**Task brief**
Make an exact copy of the lines, leaving the pictures out.

**Input for this task**
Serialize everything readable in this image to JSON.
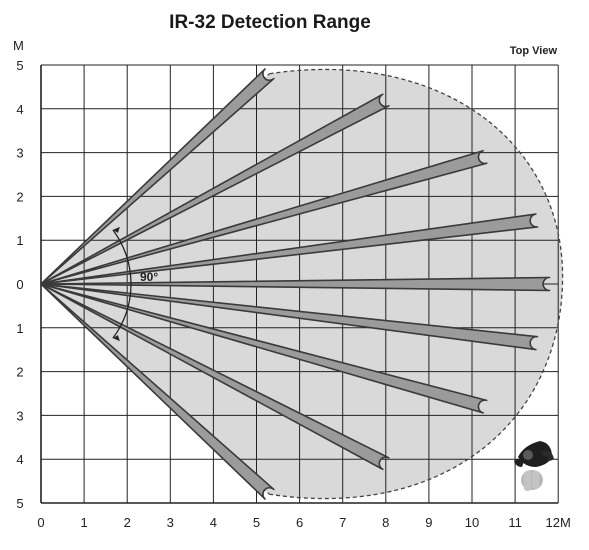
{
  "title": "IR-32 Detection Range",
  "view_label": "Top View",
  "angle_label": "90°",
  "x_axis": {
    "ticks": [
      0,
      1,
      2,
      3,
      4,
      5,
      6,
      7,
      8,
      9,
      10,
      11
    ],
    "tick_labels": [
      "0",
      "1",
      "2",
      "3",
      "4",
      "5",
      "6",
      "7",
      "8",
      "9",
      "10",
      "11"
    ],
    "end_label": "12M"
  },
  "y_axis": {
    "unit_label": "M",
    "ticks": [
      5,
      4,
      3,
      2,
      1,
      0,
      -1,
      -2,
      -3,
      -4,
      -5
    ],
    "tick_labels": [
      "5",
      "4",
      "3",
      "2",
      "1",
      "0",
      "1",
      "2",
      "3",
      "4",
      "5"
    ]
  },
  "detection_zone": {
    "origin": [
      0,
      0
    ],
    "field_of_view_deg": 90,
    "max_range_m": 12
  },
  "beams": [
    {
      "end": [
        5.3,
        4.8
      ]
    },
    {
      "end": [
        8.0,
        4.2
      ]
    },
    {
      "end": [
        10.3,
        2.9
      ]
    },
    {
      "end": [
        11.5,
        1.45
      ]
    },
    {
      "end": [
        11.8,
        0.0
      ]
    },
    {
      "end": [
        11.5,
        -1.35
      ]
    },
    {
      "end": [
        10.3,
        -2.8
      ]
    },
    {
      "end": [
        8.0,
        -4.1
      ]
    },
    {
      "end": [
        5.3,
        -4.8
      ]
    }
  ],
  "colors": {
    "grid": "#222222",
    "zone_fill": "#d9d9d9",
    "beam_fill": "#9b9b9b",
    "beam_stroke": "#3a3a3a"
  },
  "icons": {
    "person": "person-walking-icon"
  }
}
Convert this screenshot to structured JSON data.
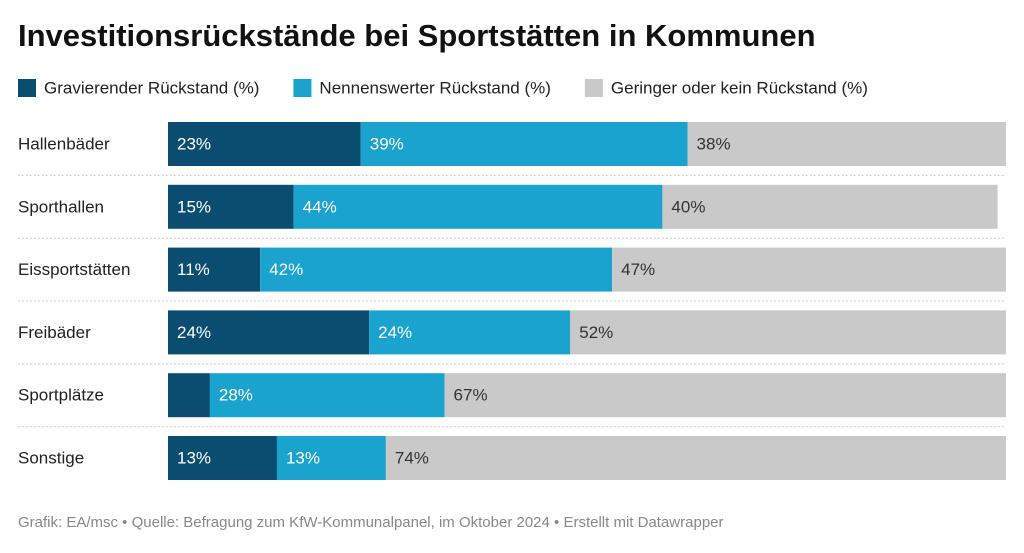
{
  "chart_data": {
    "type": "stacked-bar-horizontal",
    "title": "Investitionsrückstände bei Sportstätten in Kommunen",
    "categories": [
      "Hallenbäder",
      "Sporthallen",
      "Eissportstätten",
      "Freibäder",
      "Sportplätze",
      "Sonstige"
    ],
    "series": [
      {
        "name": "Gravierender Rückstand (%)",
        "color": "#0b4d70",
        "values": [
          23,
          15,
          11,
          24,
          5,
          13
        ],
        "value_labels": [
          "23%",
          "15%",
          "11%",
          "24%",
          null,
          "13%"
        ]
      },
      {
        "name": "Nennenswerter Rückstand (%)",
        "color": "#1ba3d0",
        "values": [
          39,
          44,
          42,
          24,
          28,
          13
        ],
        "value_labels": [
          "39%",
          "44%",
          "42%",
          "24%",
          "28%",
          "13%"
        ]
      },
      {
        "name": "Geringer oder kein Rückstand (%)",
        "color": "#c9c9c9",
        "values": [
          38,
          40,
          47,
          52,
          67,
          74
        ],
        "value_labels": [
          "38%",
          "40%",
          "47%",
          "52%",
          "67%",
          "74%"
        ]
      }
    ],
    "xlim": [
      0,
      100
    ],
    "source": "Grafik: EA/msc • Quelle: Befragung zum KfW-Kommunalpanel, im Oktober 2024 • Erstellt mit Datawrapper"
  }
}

**In response**
Serialize everything readable in this image to JSON.
{
  "title": "IR-32 Detection Range",
  "view_label": "Top View",
  "angle_label": "90°",
  "x_axis": {
    "ticks": [
      0,
      1,
      2,
      3,
      4,
      5,
      6,
      7,
      8,
      9,
      10,
      11
    ],
    "tick_labels": [
      "0",
      "1",
      "2",
      "3",
      "4",
      "5",
      "6",
      "7",
      "8",
      "9",
      "10",
      "11"
    ],
    "end_label": "12M"
  },
  "y_axis": {
    "unit_label": "M",
    "ticks": [
      5,
      4,
      3,
      2,
      1,
      0,
      -1,
      -2,
      -3,
      -4,
      -5
    ],
    "tick_labels": [
      "5",
      "4",
      "3",
      "2",
      "1",
      "0",
      "1",
      "2",
      "3",
      "4",
      "5"
    ]
  },
  "detection_zone": {
    "origin": [
      0,
      0
    ],
    "field_of_view_deg": 90,
    "max_range_m": 12
  },
  "beams": [
    {
      "end": [
        5.3,
        4.8
      ]
    },
    {
      "end": [
        8.0,
        4.2
      ]
    },
    {
      "end": [
        10.3,
        2.9
      ]
    },
    {
      "end": [
        11.5,
        1.45
      ]
    },
    {
      "end": [
        11.8,
        0.0
      ]
    },
    {
      "end": [
        11.5,
        -1.35
      ]
    },
    {
      "end": [
        10.3,
        -2.8
      ]
    },
    {
      "end": [
        8.0,
        -4.1
      ]
    },
    {
      "end": [
        5.3,
        -4.8
      ]
    }
  ],
  "colors": {
    "grid": "#222222",
    "zone_fill": "#d9d9d9",
    "beam_fill": "#9b9b9b",
    "beam_stroke": "#3a3a3a"
  },
  "icons": {
    "person": "person-walking-icon"
  }
}
Convert this screenshot to structured JSON data.
{
  "chart_data": {
    "type": "stacked-bar-horizontal",
    "title": "Investitionsrückstände bei Sportstätten in Kommunen",
    "categories": [
      "Hallenbäder",
      "Sporthallen",
      "Eissportstätten",
      "Freibäder",
      "Sportplätze",
      "Sonstige"
    ],
    "series": [
      {
        "name": "Gravierender Rückstand (%)",
        "color": "#0b4d70",
        "values": [
          23,
          15,
          11,
          24,
          5,
          13
        ],
        "value_labels": [
          "23%",
          "15%",
          "11%",
          "24%",
          null,
          "13%"
        ]
      },
      {
        "name": "Nennenswerter Rückstand (%)",
        "color": "#1ba3d0",
        "values": [
          39,
          44,
          42,
          24,
          28,
          13
        ],
        "value_labels": [
          "39%",
          "44%",
          "42%",
          "24%",
          "28%",
          "13%"
        ]
      },
      {
        "name": "Geringer oder kein Rückstand (%)",
        "color": "#c9c9c9",
        "values": [
          38,
          40,
          47,
          52,
          67,
          74
        ],
        "value_labels": [
          "38%",
          "40%",
          "47%",
          "52%",
          "67%",
          "74%"
        ]
      }
    ],
    "xlim": [
      0,
      100
    ],
    "source": "Grafik: EA/msc • Quelle: Befragung zum KfW-Kommunalpanel, im Oktober 2024 • Erstellt mit Datawrapper"
  }
}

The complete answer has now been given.